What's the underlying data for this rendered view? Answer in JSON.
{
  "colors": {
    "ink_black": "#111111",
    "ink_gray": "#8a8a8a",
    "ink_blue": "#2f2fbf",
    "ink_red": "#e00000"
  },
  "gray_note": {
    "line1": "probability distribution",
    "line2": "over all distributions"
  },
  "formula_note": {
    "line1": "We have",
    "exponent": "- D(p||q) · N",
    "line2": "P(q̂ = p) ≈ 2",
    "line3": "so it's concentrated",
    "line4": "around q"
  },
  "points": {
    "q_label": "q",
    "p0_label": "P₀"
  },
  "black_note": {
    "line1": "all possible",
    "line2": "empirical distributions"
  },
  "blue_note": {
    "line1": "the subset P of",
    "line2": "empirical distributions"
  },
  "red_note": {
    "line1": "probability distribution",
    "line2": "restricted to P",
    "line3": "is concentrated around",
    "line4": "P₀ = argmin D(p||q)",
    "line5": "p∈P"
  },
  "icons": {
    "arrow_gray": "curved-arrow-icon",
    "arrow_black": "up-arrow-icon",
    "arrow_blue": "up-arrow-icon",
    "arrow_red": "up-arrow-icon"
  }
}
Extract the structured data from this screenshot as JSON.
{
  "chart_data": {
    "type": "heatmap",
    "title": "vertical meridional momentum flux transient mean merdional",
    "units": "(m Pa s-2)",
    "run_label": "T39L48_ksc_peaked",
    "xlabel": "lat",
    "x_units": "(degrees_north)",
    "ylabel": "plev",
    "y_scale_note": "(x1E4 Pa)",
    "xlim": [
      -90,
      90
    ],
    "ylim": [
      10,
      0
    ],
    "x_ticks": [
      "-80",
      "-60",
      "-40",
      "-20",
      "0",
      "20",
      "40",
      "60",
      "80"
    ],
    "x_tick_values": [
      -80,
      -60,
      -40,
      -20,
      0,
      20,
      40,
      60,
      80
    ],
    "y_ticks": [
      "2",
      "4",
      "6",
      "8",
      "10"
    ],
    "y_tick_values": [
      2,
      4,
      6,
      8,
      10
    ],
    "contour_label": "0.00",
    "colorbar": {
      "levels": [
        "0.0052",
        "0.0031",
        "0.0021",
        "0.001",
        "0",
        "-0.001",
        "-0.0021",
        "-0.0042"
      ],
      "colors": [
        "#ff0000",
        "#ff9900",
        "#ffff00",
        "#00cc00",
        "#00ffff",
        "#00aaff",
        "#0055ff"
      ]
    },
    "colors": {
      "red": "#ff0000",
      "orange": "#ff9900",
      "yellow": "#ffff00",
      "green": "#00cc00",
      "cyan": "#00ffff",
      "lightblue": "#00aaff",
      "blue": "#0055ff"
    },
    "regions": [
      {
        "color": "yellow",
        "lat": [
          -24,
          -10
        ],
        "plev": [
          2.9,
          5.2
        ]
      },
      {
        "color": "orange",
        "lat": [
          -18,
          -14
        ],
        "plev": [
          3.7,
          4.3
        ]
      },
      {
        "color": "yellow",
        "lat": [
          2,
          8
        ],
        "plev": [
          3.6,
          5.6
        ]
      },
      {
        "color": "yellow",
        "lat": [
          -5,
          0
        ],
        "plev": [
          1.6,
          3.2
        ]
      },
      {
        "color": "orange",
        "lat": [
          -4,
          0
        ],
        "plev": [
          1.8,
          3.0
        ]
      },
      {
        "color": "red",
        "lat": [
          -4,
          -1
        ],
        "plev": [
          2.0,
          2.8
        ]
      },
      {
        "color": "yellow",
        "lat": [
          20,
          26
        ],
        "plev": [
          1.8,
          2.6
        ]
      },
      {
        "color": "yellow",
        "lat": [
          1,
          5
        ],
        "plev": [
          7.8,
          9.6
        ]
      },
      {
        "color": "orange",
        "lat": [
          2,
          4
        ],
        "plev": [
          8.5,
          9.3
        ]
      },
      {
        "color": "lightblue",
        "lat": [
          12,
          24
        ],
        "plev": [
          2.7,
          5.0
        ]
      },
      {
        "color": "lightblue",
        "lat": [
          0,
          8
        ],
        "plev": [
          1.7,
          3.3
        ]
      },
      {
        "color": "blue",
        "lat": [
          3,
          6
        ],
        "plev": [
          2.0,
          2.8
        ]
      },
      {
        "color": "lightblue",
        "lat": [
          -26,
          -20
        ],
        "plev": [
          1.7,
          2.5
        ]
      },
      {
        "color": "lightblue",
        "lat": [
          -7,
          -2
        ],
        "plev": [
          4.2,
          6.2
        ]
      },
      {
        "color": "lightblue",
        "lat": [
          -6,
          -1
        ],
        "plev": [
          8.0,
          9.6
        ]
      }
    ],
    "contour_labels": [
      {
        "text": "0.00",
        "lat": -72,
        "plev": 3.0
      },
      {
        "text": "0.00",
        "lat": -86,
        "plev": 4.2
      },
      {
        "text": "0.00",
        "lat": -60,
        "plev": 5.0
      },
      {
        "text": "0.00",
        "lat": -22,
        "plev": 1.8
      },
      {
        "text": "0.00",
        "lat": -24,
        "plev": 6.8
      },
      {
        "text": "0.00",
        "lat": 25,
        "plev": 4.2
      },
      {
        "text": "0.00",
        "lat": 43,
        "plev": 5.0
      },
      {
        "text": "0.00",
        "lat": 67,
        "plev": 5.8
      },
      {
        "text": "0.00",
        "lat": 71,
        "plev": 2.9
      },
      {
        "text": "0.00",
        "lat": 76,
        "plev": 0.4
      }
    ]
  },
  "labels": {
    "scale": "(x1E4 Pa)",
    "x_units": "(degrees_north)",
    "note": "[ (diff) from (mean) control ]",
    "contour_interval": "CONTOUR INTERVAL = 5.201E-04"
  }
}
━━━━━━━━━━━━━━━━━━━━━━━━━━━━━━
Objective: Write out every entry above, word for word.

Exercise output:
What's the underlying data for this rendered view? Answer in JSON.
{
  "colors": {
    "ink_black": "#111111",
    "ink_gray": "#8a8a8a",
    "ink_blue": "#2f2fbf",
    "ink_red": "#e00000"
  },
  "gray_note": {
    "line1": "probability distribution",
    "line2": "over all distributions"
  },
  "formula_note": {
    "line1": "We have",
    "exponent": "- D(p||q) · N",
    "line2": "P(q̂ = p) ≈ 2",
    "line3": "so it's concentrated",
    "line4": "around q"
  },
  "points": {
    "q_label": "q",
    "p0_label": "P₀"
  },
  "black_note": {
    "line1": "all possible",
    "line2": "empirical distributions"
  },
  "blue_note": {
    "line1": "the subset P of",
    "line2": "empirical distributions"
  },
  "red_note": {
    "line1": "probability distribution",
    "line2": "restricted to P",
    "line3": "is concentrated around",
    "line4": "P₀ = argmin D(p||q)",
    "line5": "p∈P"
  },
  "icons": {
    "arrow_gray": "curved-arrow-icon",
    "arrow_black": "up-arrow-icon",
    "arrow_blue": "up-arrow-icon",
    "arrow_red": "up-arrow-icon"
  }
}
Extract the structured data from this screenshot as JSON.
{
  "chart_data": {
    "type": "heatmap",
    "title": "vertical meridional momentum flux transient mean merdional",
    "units": "(m Pa s-2)",
    "run_label": "T39L48_ksc_peaked",
    "xlabel": "lat",
    "x_units": "(degrees_north)",
    "ylabel": "plev",
    "y_scale_note": "(x1E4 Pa)",
    "xlim": [
      -90,
      90
    ],
    "ylim": [
      10,
      0
    ],
    "x_ticks": [
      "-80",
      "-60",
      "-40",
      "-20",
      "0",
      "20",
      "40",
      "60",
      "80"
    ],
    "x_tick_values": [
      -80,
      -60,
      -40,
      -20,
      0,
      20,
      40,
      60,
      80
    ],
    "y_ticks": [
      "2",
      "4",
      "6",
      "8",
      "10"
    ],
    "y_tick_values": [
      2,
      4,
      6,
      8,
      10
    ],
    "contour_label": "0.00",
    "colorbar": {
      "levels": [
        "0.0052",
        "0.0031",
        "0.0021",
        "0.001",
        "0",
        "-0.001",
        "-0.0021",
        "-0.0042"
      ],
      "colors": [
        "#ff0000",
        "#ff9900",
        "#ffff00",
        "#00cc00",
        "#00ffff",
        "#00aaff",
        "#0055ff"
      ]
    },
    "colors": {
      "red": "#ff0000",
      "orange": "#ff9900",
      "yellow": "#ffff00",
      "green": "#00cc00",
      "cyan": "#00ffff",
      "lightblue": "#00aaff",
      "blue": "#0055ff"
    },
    "regions": [
      {
        "color": "yellow",
        "lat": [
          -24,
          -10
        ],
        "plev": [
          2.9,
          5.2
        ]
      },
      {
        "color": "orange",
        "lat": [
          -18,
          -14
        ],
        "plev": [
          3.7,
          4.3
        ]
      },
      {
        "color": "yellow",
        "lat": [
          2,
          8
        ],
        "plev": [
          3.6,
          5.6
        ]
      },
      {
        "color": "yellow",
        "lat": [
          -5,
          0
        ],
        "plev": [
          1.6,
          3.2
        ]
      },
      {
        "color": "orange",
        "lat": [
          -4,
          0
        ],
        "plev": [
          1.8,
          3.0
        ]
      },
      {
        "color": "red",
        "lat": [
          -4,
          -1
        ],
        "plev": [
          2.0,
          2.8
        ]
      },
      {
        "color": "yellow",
        "lat": [
          20,
          26
        ],
        "plev": [
          1.8,
          2.6
        ]
      },
      {
        "color": "yellow",
        "lat": [
          1,
          5
        ],
        "plev": [
          7.8,
          9.6
        ]
      },
      {
        "color": "orange",
        "lat": [
          2,
          4
        ],
        "plev": [
          8.5,
          9.3
        ]
      },
      {
        "color": "lightblue",
        "lat": [
          12,
          24
        ],
        "plev": [
          2.7,
          5.0
        ]
      },
      {
        "color": "lightblue",
        "lat": [
          0,
          8
        ],
        "plev": [
          1.7,
          3.3
        ]
      },
      {
        "color": "blue",
        "lat": [
          3,
          6
        ],
        "plev": [
          2.0,
          2.8
        ]
      },
      {
        "color": "lightblue",
        "lat": [
          -26,
          -20
        ],
        "plev": [
          1.7,
          2.5
        ]
      },
      {
        "color": "lightblue",
        "lat": [
          -7,
          -2
        ],
        "plev": [
          4.2,
          6.2
        ]
      },
      {
        "color": "lightblue",
        "lat": [
          -6,
          -1
        ],
        "plev": [
          8.0,
          9.6
        ]
      }
    ],
    "contour_labels": [
      {
        "text": "0.00",
        "lat": -72,
        "plev": 3.0
      },
      {
        "text": "0.00",
        "lat": -86,
        "plev": 4.2
      },
      {
        "text": "0.00",
        "lat": -60,
        "plev": 5.0
      },
      {
        "text": "0.00",
        "lat": -22,
        "plev": 1.8
      },
      {
        "text": "0.00",
        "lat": -24,
        "plev": 6.8
      },
      {
        "text": "0.00",
        "lat": 25,
        "plev": 4.2
      },
      {
        "text": "0.00",
        "lat": 43,
        "plev": 5.0
      },
      {
        "text": "0.00",
        "lat": 67,
        "plev": 5.8
      },
      {
        "text": "0.00",
        "lat": 71,
        "plev": 2.9
      },
      {
        "text": "0.00",
        "lat": 76,
        "plev": 0.4
      }
    ]
  },
  "labels": {
    "scale": "(x1E4 Pa)",
    "x_units": "(degrees_north)",
    "note": "[ (diff) from (mean) control ]",
    "contour_interval": "CONTOUR INTERVAL = 5.201E-04"
  }
}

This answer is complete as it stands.